begin RECORDS SHOWN
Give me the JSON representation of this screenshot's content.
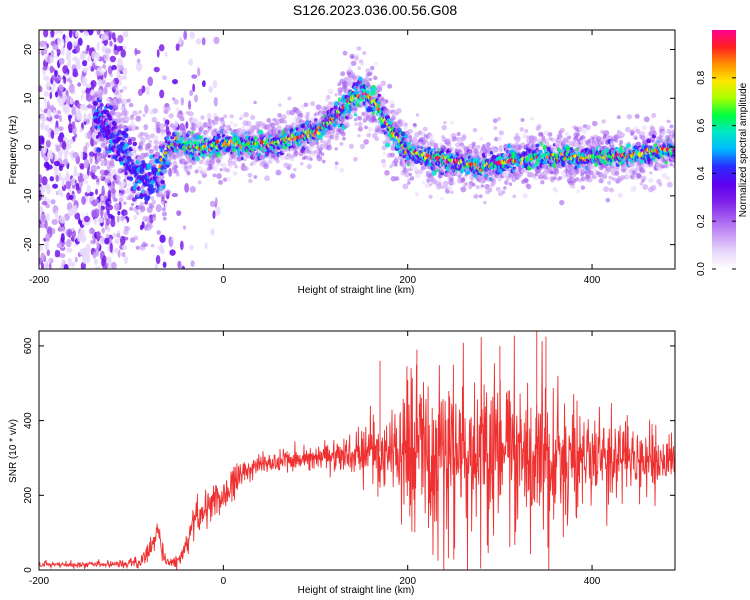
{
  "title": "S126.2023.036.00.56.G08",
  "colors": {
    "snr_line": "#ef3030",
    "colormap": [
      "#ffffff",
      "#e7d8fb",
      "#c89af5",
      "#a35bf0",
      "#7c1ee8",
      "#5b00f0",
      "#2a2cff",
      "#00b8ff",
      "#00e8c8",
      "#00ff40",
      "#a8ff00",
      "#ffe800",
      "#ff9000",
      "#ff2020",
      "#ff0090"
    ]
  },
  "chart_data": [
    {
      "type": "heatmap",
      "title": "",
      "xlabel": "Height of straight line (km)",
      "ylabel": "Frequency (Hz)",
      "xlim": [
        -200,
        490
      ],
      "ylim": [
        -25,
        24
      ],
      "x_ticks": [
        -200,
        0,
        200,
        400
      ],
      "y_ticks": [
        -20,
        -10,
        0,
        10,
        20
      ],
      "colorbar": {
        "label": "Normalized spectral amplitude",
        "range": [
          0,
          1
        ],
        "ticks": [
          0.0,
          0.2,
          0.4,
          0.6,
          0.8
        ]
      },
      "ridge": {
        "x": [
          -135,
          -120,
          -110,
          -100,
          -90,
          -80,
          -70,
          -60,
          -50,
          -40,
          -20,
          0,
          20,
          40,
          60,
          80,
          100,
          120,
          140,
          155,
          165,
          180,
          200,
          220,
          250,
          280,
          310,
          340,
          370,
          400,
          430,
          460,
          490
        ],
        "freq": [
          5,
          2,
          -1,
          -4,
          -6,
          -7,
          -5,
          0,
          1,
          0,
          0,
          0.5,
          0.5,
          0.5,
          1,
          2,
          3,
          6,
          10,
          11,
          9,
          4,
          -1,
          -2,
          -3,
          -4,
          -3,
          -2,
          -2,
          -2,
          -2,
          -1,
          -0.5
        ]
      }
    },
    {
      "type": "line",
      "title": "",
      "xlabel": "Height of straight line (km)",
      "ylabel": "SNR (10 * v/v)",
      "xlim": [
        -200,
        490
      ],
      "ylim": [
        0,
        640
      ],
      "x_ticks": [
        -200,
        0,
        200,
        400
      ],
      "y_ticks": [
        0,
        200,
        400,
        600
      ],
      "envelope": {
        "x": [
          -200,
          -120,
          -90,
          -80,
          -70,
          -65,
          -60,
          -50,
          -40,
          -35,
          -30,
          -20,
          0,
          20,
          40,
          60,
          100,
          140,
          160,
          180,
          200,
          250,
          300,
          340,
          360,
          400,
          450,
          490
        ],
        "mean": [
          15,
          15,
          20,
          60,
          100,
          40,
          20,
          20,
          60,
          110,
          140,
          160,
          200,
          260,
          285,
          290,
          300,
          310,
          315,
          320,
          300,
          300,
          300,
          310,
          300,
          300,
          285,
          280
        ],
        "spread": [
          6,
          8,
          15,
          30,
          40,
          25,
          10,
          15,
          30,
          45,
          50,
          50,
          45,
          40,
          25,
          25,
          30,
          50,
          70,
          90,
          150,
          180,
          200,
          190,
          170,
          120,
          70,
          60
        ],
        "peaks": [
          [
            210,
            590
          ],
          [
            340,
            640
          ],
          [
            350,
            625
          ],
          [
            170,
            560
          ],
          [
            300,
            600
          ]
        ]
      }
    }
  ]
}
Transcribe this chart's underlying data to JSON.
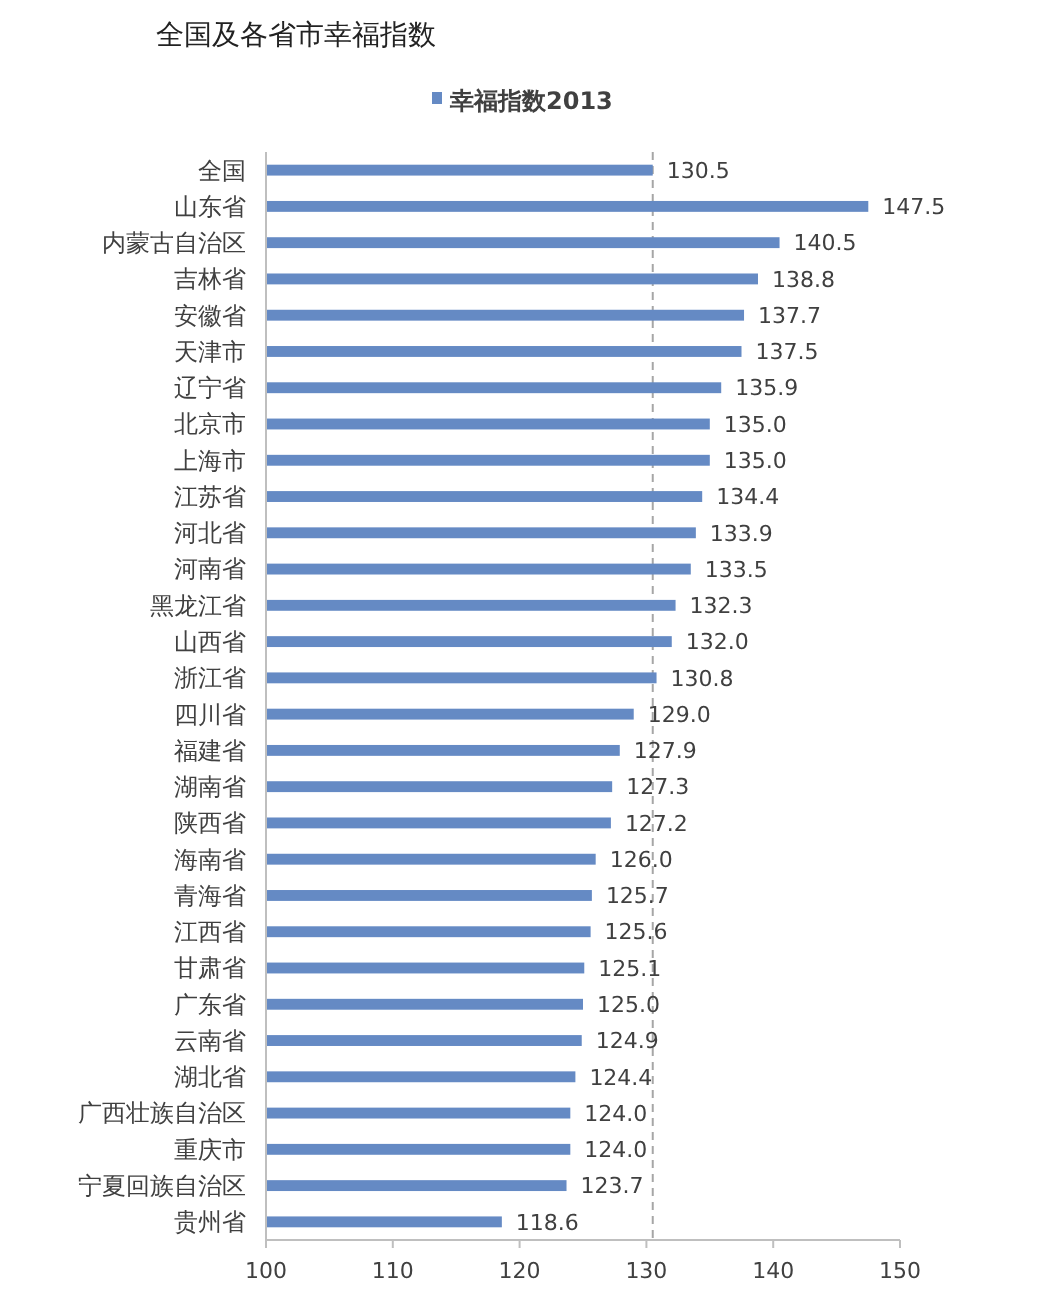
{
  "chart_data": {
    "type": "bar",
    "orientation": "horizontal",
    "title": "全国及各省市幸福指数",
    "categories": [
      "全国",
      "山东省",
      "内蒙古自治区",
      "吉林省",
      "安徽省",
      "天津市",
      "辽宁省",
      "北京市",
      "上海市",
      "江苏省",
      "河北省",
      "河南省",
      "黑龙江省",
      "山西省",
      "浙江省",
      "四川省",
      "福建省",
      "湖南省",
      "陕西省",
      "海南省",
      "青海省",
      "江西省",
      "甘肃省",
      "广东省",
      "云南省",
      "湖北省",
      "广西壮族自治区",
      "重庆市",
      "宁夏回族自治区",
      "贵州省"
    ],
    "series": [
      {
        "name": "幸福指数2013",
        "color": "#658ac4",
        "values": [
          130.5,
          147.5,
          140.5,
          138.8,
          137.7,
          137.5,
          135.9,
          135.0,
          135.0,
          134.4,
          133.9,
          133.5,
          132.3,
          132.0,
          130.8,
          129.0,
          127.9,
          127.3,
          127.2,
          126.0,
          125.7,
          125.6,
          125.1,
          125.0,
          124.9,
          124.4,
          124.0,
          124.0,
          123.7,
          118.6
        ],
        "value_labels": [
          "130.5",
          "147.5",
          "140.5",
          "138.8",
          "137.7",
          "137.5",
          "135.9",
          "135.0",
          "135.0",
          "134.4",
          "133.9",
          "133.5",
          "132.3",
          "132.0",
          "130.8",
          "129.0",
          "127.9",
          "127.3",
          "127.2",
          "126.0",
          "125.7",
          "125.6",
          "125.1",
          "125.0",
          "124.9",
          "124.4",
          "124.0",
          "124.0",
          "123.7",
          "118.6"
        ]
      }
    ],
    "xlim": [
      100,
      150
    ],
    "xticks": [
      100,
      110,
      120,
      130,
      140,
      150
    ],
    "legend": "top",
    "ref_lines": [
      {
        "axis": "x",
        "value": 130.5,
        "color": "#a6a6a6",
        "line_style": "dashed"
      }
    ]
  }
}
end RECORDS SHOWN
TASK INSTRUCTIONS – Restate the listing above word for word, and skip the pictures.

FULL SOLUTION –
Give me the JSON representation of this screenshot's content.
{
  "title": "S126.2023.036.00.56.G08",
  "colors": {
    "snr_line": "#ef3030",
    "colormap": [
      "#ffffff",
      "#e7d8fb",
      "#c89af5",
      "#a35bf0",
      "#7c1ee8",
      "#5b00f0",
      "#2a2cff",
      "#00b8ff",
      "#00e8c8",
      "#00ff40",
      "#a8ff00",
      "#ffe800",
      "#ff9000",
      "#ff2020",
      "#ff0090"
    ]
  },
  "chart_data": [
    {
      "type": "heatmap",
      "title": "",
      "xlabel": "Height of straight line (km)",
      "ylabel": "Frequency (Hz)",
      "xlim": [
        -200,
        490
      ],
      "ylim": [
        -25,
        24
      ],
      "x_ticks": [
        -200,
        0,
        200,
        400
      ],
      "y_ticks": [
        -20,
        -10,
        0,
        10,
        20
      ],
      "colorbar": {
        "label": "Normalized spectral amplitude",
        "range": [
          0,
          1
        ],
        "ticks": [
          0.0,
          0.2,
          0.4,
          0.6,
          0.8
        ]
      },
      "ridge": {
        "x": [
          -135,
          -120,
          -110,
          -100,
          -90,
          -80,
          -70,
          -60,
          -50,
          -40,
          -20,
          0,
          20,
          40,
          60,
          80,
          100,
          120,
          140,
          155,
          165,
          180,
          200,
          220,
          250,
          280,
          310,
          340,
          370,
          400,
          430,
          460,
          490
        ],
        "freq": [
          5,
          2,
          -1,
          -4,
          -6,
          -7,
          -5,
          0,
          1,
          0,
          0,
          0.5,
          0.5,
          0.5,
          1,
          2,
          3,
          6,
          10,
          11,
          9,
          4,
          -1,
          -2,
          -3,
          -4,
          -3,
          -2,
          -2,
          -2,
          -2,
          -1,
          -0.5
        ]
      }
    },
    {
      "type": "line",
      "title": "",
      "xlabel": "Height of straight line (km)",
      "ylabel": "SNR (10 * v/v)",
      "xlim": [
        -200,
        490
      ],
      "ylim": [
        0,
        640
      ],
      "x_ticks": [
        -200,
        0,
        200,
        400
      ],
      "y_ticks": [
        0,
        200,
        400,
        600
      ],
      "envelope": {
        "x": [
          -200,
          -120,
          -90,
          -80,
          -70,
          -65,
          -60,
          -50,
          -40,
          -35,
          -30,
          -20,
          0,
          20,
          40,
          60,
          100,
          140,
          160,
          180,
          200,
          250,
          300,
          340,
          360,
          400,
          450,
          490
        ],
        "mean": [
          15,
          15,
          20,
          60,
          100,
          40,
          20,
          20,
          60,
          110,
          140,
          160,
          200,
          260,
          285,
          290,
          300,
          310,
          315,
          320,
          300,
          300,
          300,
          310,
          300,
          300,
          285,
          280
        ],
        "spread": [
          6,
          8,
          15,
          30,
          40,
          25,
          10,
          15,
          30,
          45,
          50,
          50,
          45,
          40,
          25,
          25,
          30,
          50,
          70,
          90,
          150,
          180,
          200,
          190,
          170,
          120,
          70,
          60
        ],
        "peaks": [
          [
            210,
            590
          ],
          [
            340,
            640
          ],
          [
            350,
            625
          ],
          [
            170,
            560
          ],
          [
            300,
            600
          ]
        ]
      }
    }
  ]
}
Transcribe this chart's underlying data to JSON.
{
  "chart_data": {
    "type": "bar",
    "orientation": "horizontal",
    "title": "全国及各省市幸福指数",
    "categories": [
      "全国",
      "山东省",
      "内蒙古自治区",
      "吉林省",
      "安徽省",
      "天津市",
      "辽宁省",
      "北京市",
      "上海市",
      "江苏省",
      "河北省",
      "河南省",
      "黑龙江省",
      "山西省",
      "浙江省",
      "四川省",
      "福建省",
      "湖南省",
      "陕西省",
      "海南省",
      "青海省",
      "江西省",
      "甘肃省",
      "广东省",
      "云南省",
      "湖北省",
      "广西壮族自治区",
      "重庆市",
      "宁夏回族自治区",
      "贵州省"
    ],
    "series": [
      {
        "name": "幸福指数2013",
        "color": "#658ac4",
        "values": [
          130.5,
          147.5,
          140.5,
          138.8,
          137.7,
          137.5,
          135.9,
          135.0,
          135.0,
          134.4,
          133.9,
          133.5,
          132.3,
          132.0,
          130.8,
          129.0,
          127.9,
          127.3,
          127.2,
          126.0,
          125.7,
          125.6,
          125.1,
          125.0,
          124.9,
          124.4,
          124.0,
          124.0,
          123.7,
          118.6
        ],
        "value_labels": [
          "130.5",
          "147.5",
          "140.5",
          "138.8",
          "137.7",
          "137.5",
          "135.9",
          "135.0",
          "135.0",
          "134.4",
          "133.9",
          "133.5",
          "132.3",
          "132.0",
          "130.8",
          "129.0",
          "127.9",
          "127.3",
          "127.2",
          "126.0",
          "125.7",
          "125.6",
          "125.1",
          "125.0",
          "124.9",
          "124.4",
          "124.0",
          "124.0",
          "123.7",
          "118.6"
        ]
      }
    ],
    "xlim": [
      100,
      150
    ],
    "xticks": [
      100,
      110,
      120,
      130,
      140,
      150
    ],
    "legend": "top",
    "ref_lines": [
      {
        "axis": "x",
        "value": 130.5,
        "color": "#a6a6a6",
        "line_style": "dashed"
      }
    ]
  }
}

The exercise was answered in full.